(Figure record listings)
- - - - - - -

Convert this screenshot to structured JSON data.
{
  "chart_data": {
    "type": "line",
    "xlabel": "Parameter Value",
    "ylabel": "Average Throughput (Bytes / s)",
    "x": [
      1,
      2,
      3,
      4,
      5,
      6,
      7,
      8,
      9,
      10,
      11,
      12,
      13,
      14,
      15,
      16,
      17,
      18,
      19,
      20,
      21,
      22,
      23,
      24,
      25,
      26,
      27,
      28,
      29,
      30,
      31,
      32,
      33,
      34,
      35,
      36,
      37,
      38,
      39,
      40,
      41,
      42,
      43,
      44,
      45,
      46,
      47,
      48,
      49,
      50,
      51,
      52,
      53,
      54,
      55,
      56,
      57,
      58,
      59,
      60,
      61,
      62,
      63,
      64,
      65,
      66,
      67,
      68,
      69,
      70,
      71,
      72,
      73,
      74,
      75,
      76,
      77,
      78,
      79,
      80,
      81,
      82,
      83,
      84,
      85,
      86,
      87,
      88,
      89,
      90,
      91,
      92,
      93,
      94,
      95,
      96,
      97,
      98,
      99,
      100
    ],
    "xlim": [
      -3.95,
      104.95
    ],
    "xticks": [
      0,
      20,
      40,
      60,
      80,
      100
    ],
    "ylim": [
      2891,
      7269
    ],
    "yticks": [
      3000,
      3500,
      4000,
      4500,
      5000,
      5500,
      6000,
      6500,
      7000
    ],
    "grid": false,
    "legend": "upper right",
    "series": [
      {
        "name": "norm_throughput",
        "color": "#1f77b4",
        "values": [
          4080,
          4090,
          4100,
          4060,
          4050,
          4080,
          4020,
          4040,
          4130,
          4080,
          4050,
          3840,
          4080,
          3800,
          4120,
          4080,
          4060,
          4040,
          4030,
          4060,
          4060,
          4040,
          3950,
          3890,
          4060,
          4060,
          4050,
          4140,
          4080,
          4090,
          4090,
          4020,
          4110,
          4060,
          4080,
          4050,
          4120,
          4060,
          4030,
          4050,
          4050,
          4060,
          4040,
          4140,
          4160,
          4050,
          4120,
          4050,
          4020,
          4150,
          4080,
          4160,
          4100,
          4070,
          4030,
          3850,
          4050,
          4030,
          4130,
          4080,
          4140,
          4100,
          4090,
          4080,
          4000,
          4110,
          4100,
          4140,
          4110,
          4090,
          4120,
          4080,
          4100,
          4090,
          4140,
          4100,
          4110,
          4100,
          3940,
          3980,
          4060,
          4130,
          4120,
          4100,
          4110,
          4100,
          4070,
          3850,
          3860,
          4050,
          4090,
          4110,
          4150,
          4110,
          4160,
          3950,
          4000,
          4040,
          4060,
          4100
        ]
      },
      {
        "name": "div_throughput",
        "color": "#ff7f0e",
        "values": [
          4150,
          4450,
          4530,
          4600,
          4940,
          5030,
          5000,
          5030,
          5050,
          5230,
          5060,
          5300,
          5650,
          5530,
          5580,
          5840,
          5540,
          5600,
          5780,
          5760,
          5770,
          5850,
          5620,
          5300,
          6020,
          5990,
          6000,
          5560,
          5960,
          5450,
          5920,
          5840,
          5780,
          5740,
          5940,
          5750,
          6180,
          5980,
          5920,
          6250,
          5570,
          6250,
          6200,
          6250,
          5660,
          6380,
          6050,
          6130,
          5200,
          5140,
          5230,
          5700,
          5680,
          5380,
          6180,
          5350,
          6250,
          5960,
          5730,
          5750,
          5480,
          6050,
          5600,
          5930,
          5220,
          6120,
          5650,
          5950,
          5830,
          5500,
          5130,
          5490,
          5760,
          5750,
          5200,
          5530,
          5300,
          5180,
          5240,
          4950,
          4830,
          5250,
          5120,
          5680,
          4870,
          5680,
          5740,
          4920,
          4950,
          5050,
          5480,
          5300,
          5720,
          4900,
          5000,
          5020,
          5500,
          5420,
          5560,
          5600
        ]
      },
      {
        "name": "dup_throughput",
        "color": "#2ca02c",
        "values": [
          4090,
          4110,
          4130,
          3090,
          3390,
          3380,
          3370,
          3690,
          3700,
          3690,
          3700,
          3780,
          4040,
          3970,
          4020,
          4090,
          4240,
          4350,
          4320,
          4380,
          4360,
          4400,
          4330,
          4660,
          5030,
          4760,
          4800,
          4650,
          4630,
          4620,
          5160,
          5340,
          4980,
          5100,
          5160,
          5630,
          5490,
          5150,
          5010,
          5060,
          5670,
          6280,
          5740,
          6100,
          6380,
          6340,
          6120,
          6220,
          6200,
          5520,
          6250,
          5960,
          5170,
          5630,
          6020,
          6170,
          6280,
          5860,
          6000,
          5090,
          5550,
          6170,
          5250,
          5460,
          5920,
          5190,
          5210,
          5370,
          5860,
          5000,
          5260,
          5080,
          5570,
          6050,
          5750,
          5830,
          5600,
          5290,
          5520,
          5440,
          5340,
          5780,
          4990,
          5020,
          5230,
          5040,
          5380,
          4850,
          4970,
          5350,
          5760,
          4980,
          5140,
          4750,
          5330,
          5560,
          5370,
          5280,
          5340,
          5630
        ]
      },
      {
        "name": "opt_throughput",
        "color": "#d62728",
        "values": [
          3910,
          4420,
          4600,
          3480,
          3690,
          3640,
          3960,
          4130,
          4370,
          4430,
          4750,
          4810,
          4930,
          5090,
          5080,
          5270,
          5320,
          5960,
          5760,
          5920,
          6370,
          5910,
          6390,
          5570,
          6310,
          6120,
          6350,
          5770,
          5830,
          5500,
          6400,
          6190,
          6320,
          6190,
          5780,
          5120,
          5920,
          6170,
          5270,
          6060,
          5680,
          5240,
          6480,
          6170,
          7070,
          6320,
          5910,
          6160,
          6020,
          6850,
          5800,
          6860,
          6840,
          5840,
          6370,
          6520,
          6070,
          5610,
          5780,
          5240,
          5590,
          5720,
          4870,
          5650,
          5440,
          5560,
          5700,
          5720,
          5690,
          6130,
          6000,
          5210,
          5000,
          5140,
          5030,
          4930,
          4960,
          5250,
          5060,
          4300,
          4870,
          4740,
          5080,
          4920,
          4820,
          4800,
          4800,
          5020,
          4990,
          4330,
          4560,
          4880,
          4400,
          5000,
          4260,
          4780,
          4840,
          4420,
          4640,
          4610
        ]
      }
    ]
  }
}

- - - - - - -

WORK REQUIRED: Show every line where the string "name" appears.

OUTPUT FOR THIS TASK:
        "name": "norm_throughput",
        "name": "div_throughput",
        "name": "dup_throughput",
        "name": "opt_throughput",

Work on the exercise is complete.